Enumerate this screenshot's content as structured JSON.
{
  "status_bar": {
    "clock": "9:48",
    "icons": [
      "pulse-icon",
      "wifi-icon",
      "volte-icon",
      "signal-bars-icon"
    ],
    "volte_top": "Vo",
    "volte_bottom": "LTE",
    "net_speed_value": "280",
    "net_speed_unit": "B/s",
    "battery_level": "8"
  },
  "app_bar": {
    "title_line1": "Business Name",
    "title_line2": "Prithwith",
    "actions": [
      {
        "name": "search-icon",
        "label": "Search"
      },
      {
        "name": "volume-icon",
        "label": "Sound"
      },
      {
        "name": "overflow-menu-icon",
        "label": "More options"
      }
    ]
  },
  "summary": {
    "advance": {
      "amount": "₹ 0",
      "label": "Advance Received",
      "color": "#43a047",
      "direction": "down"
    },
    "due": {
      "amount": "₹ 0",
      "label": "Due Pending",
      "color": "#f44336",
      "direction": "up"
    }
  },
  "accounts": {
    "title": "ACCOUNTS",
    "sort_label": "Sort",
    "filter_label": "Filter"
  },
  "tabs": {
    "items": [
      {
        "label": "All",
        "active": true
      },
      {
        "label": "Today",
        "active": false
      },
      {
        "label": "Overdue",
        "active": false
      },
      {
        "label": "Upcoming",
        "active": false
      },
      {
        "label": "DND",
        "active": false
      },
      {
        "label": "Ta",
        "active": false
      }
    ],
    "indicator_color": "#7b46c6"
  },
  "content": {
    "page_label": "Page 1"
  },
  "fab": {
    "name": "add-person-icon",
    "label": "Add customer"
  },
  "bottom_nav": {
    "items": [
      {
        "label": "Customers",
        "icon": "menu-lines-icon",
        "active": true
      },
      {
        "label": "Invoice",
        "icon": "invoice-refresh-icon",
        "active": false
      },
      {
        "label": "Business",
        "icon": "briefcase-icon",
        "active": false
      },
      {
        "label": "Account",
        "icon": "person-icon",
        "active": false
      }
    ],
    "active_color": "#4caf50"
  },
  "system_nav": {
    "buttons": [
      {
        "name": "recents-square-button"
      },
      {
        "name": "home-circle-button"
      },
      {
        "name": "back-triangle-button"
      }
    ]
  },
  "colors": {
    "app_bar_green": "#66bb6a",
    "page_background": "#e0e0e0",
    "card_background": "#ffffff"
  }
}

Problem to solve> Select every line where the word "content" occurs.

Task output>
Enumerate this screenshot's content as structured JSON.
  "content": {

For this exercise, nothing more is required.